(Element and region data)
____________________

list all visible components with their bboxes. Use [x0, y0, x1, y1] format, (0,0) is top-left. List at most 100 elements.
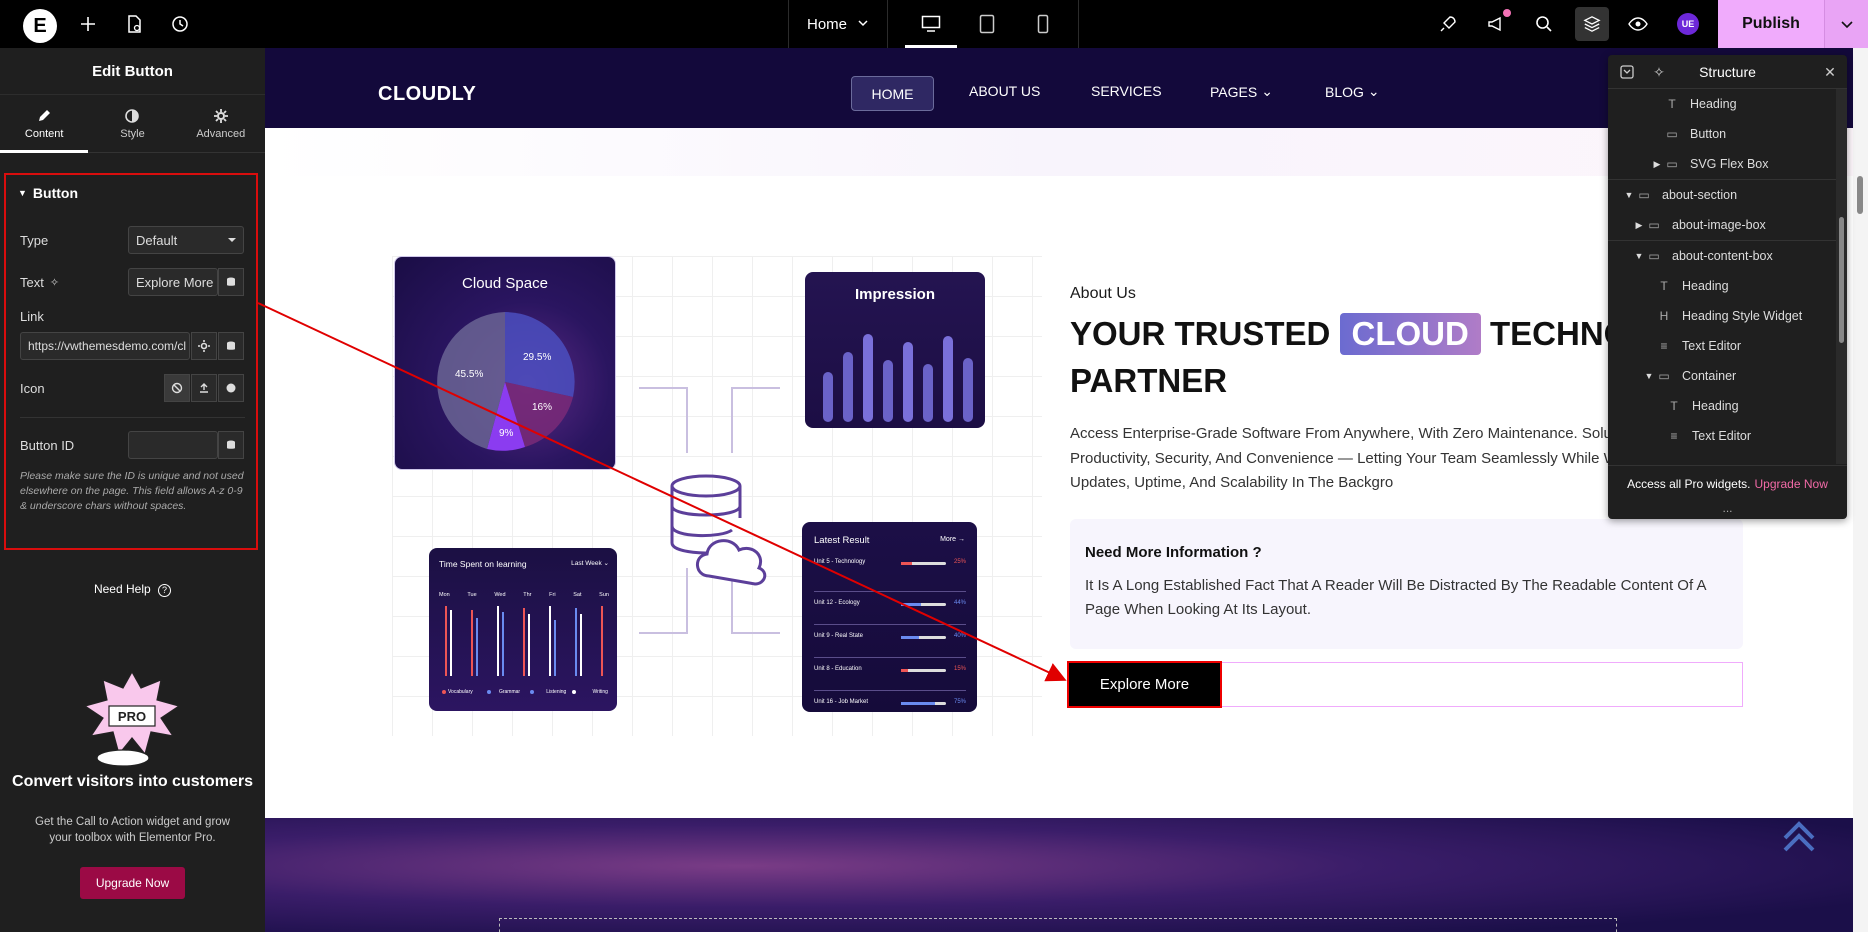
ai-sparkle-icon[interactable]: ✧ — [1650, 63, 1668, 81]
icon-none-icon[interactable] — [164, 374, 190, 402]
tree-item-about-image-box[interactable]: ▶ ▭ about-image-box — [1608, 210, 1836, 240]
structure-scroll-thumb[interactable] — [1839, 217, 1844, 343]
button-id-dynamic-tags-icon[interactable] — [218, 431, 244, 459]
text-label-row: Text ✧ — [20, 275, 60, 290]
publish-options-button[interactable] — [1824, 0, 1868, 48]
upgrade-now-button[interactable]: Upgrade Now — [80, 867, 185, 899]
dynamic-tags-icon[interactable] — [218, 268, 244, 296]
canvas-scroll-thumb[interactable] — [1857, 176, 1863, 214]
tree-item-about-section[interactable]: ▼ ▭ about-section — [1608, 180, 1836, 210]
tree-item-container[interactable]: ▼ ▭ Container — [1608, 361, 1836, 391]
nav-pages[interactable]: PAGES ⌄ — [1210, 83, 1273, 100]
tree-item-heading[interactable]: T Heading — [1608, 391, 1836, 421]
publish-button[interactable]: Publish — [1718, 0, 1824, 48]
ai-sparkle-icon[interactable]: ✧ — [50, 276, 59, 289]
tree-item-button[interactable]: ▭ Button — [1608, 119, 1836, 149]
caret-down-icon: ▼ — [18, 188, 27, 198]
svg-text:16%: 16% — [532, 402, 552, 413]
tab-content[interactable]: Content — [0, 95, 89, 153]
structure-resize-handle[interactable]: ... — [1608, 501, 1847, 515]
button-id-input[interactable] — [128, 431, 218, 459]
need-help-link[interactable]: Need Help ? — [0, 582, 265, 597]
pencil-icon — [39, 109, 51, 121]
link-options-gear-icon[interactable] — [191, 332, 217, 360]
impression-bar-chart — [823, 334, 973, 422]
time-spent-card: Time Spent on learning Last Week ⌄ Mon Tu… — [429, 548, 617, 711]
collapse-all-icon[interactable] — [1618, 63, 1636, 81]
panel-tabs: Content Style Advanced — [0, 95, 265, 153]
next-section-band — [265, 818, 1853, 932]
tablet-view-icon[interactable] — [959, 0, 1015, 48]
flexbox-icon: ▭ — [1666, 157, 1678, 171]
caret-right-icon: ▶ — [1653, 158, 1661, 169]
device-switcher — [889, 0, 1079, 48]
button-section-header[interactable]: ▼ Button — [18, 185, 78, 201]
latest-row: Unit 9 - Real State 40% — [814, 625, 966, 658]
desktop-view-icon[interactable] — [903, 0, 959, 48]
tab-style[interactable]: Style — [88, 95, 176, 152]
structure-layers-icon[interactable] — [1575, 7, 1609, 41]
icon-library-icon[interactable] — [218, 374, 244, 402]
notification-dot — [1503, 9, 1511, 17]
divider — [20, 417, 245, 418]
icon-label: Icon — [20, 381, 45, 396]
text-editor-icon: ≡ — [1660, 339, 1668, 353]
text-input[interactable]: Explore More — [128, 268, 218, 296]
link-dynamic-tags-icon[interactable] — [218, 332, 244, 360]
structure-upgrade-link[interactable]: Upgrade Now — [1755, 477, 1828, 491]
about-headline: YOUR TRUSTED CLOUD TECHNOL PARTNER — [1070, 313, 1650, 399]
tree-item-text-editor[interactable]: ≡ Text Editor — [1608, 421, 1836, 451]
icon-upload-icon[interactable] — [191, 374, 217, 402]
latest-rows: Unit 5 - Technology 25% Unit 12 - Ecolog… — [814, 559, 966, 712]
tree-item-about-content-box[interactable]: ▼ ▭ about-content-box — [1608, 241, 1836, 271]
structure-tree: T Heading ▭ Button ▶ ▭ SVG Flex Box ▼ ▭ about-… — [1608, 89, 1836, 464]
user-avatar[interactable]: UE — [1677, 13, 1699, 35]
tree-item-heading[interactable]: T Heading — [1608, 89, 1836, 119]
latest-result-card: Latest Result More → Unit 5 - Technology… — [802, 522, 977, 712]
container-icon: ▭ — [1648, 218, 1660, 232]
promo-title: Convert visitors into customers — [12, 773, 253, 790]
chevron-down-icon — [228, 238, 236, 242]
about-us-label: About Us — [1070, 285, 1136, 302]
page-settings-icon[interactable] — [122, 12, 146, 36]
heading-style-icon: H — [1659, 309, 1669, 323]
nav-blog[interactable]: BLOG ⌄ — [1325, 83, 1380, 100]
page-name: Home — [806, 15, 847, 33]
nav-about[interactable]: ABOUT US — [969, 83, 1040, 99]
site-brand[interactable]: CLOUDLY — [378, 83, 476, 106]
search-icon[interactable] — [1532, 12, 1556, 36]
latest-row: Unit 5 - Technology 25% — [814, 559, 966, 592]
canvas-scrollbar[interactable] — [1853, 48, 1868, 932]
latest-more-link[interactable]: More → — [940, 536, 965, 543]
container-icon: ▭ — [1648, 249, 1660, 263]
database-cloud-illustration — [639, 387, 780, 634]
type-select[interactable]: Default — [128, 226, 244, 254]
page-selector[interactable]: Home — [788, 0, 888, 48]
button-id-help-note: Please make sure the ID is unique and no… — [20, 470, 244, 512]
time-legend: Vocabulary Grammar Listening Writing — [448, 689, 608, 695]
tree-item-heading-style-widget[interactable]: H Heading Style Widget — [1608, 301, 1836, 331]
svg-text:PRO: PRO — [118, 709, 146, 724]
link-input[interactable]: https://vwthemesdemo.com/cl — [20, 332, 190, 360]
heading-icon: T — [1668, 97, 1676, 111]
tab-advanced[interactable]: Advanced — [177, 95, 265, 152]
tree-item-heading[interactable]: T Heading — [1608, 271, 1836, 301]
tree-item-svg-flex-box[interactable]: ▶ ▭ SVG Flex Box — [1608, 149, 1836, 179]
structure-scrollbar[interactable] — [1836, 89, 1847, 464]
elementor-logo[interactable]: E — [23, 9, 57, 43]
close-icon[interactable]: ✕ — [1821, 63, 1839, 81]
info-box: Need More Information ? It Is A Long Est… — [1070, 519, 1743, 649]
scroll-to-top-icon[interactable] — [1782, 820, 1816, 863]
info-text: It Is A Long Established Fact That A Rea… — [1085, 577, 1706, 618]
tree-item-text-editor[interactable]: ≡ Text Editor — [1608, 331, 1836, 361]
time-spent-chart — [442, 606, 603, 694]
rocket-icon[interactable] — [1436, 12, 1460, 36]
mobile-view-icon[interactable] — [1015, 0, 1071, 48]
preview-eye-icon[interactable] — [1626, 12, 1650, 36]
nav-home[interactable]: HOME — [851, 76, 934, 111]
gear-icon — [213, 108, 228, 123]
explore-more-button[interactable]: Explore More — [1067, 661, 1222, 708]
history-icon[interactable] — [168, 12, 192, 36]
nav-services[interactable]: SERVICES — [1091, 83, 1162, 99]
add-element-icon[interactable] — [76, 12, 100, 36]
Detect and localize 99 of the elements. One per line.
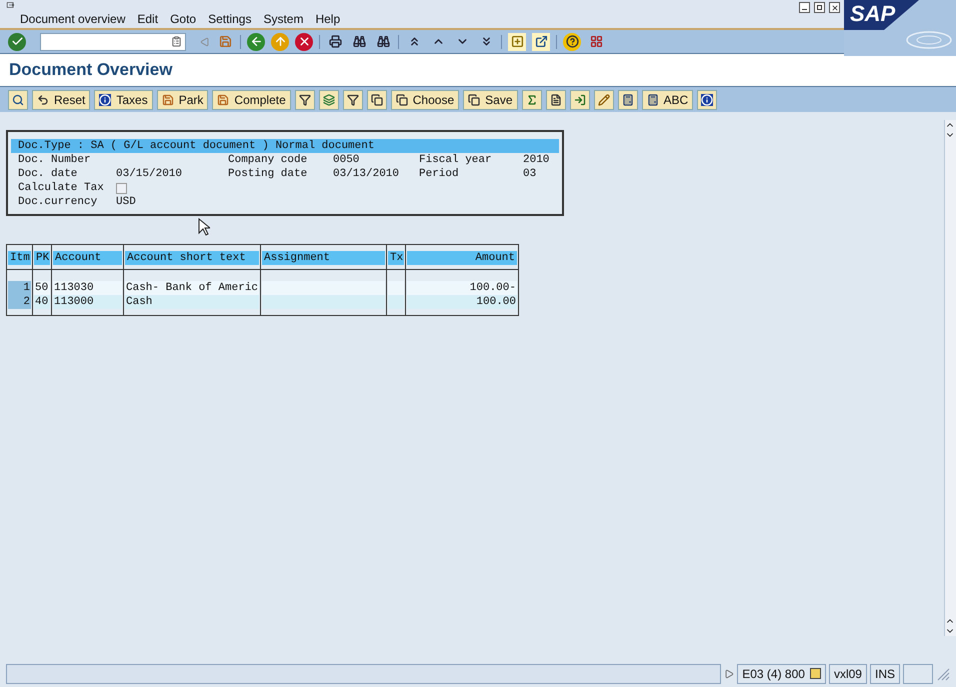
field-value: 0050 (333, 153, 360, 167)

____________________

**Exercise**
Rewrite all of the items above, substituting "Market Analysis" for every occurrence of "Real State" and keeping everything else unchanged. Leave the pictures out.

**Written answer**
list all visible components with their bboxes. Use [x0, y0, x1, y1] format, (0,0) is top-left. List at most 100 elements.
ai-sparkle-icon[interactable]: ✧ — [1650, 63, 1668, 81]
icon-none-icon[interactable] — [164, 374, 190, 402]
tree-item-about-image-box[interactable]: ▶ ▭ about-image-box — [1608, 210, 1836, 240]
structure-scroll-thumb[interactable] — [1839, 217, 1844, 343]
button-id-dynamic-tags-icon[interactable] — [218, 431, 244, 459]
text-label-row: Text ✧ — [20, 275, 60, 290]
publish-options-button[interactable] — [1824, 0, 1868, 48]
upgrade-now-button[interactable]: Upgrade Now — [80, 867, 185, 899]
dynamic-tags-icon[interactable] — [218, 268, 244, 296]
canvas-scroll-thumb[interactable] — [1857, 176, 1863, 214]
tree-item-about-section[interactable]: ▼ ▭ about-section — [1608, 180, 1836, 210]
tree-item-container[interactable]: ▼ ▭ Container — [1608, 361, 1836, 391]
nav-pages[interactable]: PAGES ⌄ — [1210, 83, 1273, 100]
tree-item-heading[interactable]: T Heading — [1608, 391, 1836, 421]
publish-button[interactable]: Publish — [1718, 0, 1824, 48]
ai-sparkle-icon[interactable]: ✧ — [50, 276, 59, 289]
tree-item-button[interactable]: ▭ Button — [1608, 119, 1836, 149]
caret-down-icon: ▼ — [18, 188, 27, 198]
svg-text:16%: 16% — [532, 402, 552, 413]
tab-content[interactable]: Content — [0, 95, 89, 153]
structure-resize-handle[interactable]: ... — [1608, 501, 1847, 515]
button-id-input[interactable] — [128, 431, 218, 459]
need-help-link[interactable]: Need Help ? — [0, 582, 265, 597]
pencil-icon — [39, 109, 51, 121]
link-options-gear-icon[interactable] — [191, 332, 217, 360]
impression-bar-chart — [823, 334, 973, 422]
time-spent-card: Time Spent on learning Last Week ⌄ Mon Tu… — [429, 548, 617, 711]
collapse-all-icon[interactable] — [1618, 63, 1636, 81]
panel-tabs: Content Style Advanced — [0, 95, 265, 153]
next-section-band — [265, 818, 1853, 932]
tablet-view-icon[interactable] — [959, 0, 1015, 48]
flexbox-icon: ▭ — [1666, 157, 1678, 171]
caret-right-icon: ▶ — [1653, 158, 1661, 169]
device-switcher — [889, 0, 1079, 48]
button-section-header[interactable]: ▼ Button — [18, 185, 78, 201]
latest-row: Unit 9 - Market Analysis 40% — [814, 625, 966, 658]
desktop-view-icon[interactable] — [903, 0, 959, 48]
tab-style[interactable]: Style — [88, 95, 176, 152]
structure-layers-icon[interactable] — [1575, 7, 1609, 41]
icon-library-icon[interactable] — [218, 374, 244, 402]
notification-dot — [1503, 9, 1511, 17]
divider — [20, 417, 245, 418]
icon-label: Icon — [20, 381, 45, 396]
text-editor-icon: ≡ — [1660, 339, 1668, 353]
text-input[interactable]: Explore More — [128, 268, 218, 296]
link-dynamic-tags-icon[interactable] — [218, 332, 244, 360]
structure-upgrade-link[interactable]: Upgrade Now — [1755, 477, 1828, 491]
about-headline: YOUR TRUSTED CLOUD TECHNOL PARTNER — [1070, 313, 1650, 399]
tree-item-text-editor[interactable]: ≡ Text Editor — [1608, 421, 1836, 451]
icon-upload-icon[interactable] — [191, 374, 217, 402]
latest-rows: Unit 5 - Technology 25% Unit 12 - Ecolog… — [814, 559, 966, 712]
tree-item-about-content-box[interactable]: ▼ ▭ about-content-box — [1608, 241, 1836, 271]
structure-tree: T Heading ▭ Button ▶ ▭ SVG Flex Box ▼ ▭ about-… — [1608, 89, 1836, 464]
user-avatar[interactable]: UE — [1677, 13, 1699, 35]
tree-item-heading[interactable]: T Heading — [1608, 89, 1836, 119]
latest-result-card: Latest Result More → Unit 5 - Technology… — [802, 522, 977, 712]
container-icon: ▭ — [1648, 218, 1660, 232]
promo-title: Convert visitors into customers — [12, 773, 253, 790]
chevron-down-icon — [228, 238, 236, 242]
about-us-label: About Us — [1070, 285, 1136, 302]
page-settings-icon[interactable] — [122, 12, 146, 36]
heading-style-icon: H — [1659, 309, 1669, 323]
nav-blog[interactable]: BLOG ⌄ — [1325, 83, 1380, 100]
page-name: Home — [806, 15, 847, 33]
nav-about[interactable]: ABOUT US — [969, 83, 1040, 99]
site-brand[interactable]: CLOUDLY — [378, 83, 476, 106]
search-icon[interactable] — [1532, 12, 1556, 36]
latest-row: Unit 5 - Technology 25% — [814, 559, 966, 592]
canvas-scrollbar[interactable] — [1853, 48, 1868, 932]
latest-more-link[interactable]: More → — [940, 536, 965, 543]
container-icon: ▭ — [1648, 249, 1660, 263]
database-cloud-illustration — [639, 387, 780, 634]
type-select[interactable]: Default — [128, 226, 244, 254]
page-selector[interactable]: Home — [788, 0, 888, 48]
button-id-help-note: Please make sure the ID is unique and no… — [20, 470, 244, 512]
time-legend: Vocabulary Grammar Listening Writing — [448, 689, 608, 695]
tree-item-heading-style-widget[interactable]: H Heading Style Widget — [1608, 301, 1836, 331]
svg-text:PRO: PRO — [118, 709, 146, 724]
link-input[interactable]: https://vwthemesdemo.com/cl — [20, 332, 190, 360]
heading-icon: T — [1668, 97, 1676, 111]
tab-advanced[interactable]: Advanced — [177, 95, 265, 152]
tree-item-heading[interactable]: T Heading — [1608, 271, 1836, 301]
tree-item-svg-flex-box[interactable]: ▶ ▭ SVG Flex Box — [1608, 149, 1836, 179]
structure-scrollbar[interactable] — [1836, 89, 1847, 464]
elementor-logo[interactable]: E — [23, 9, 57, 43]
close-icon[interactable]: ✕ — [1821, 63, 1839, 81]
info-box: Need More Information ? It Is A Long Est… — [1070, 519, 1743, 649]
scroll-to-top-icon[interactable] — [1782, 820, 1816, 863]
info-text: It Is A Long Established Fact That A Rea… — [1085, 577, 1706, 618]
tree-item-text-editor[interactable]: ≡ Text Editor — [1608, 331, 1836, 361]
time-spent-chart — [442, 606, 603, 694]
rocket-icon[interactable] — [1436, 12, 1460, 36]
mobile-view-icon[interactable] — [1015, 0, 1071, 48]
preview-eye-icon[interactable] — [1626, 12, 1650, 36]
nav-home[interactable]: HOME — [851, 76, 934, 111]
gear-icon — [213, 108, 228, 123]
explore-more-button[interactable]: Explore More — [1067, 661, 1222, 708]
history-icon[interactable] — [168, 12, 192, 36]
nav-services[interactable]: SERVICES — [1091, 83, 1162, 99]
add-element-icon[interactable] — [76, 12, 100, 36]
Detect and localize 99 of the elements. One per line.
field-value: 0050 (333, 153, 360, 167)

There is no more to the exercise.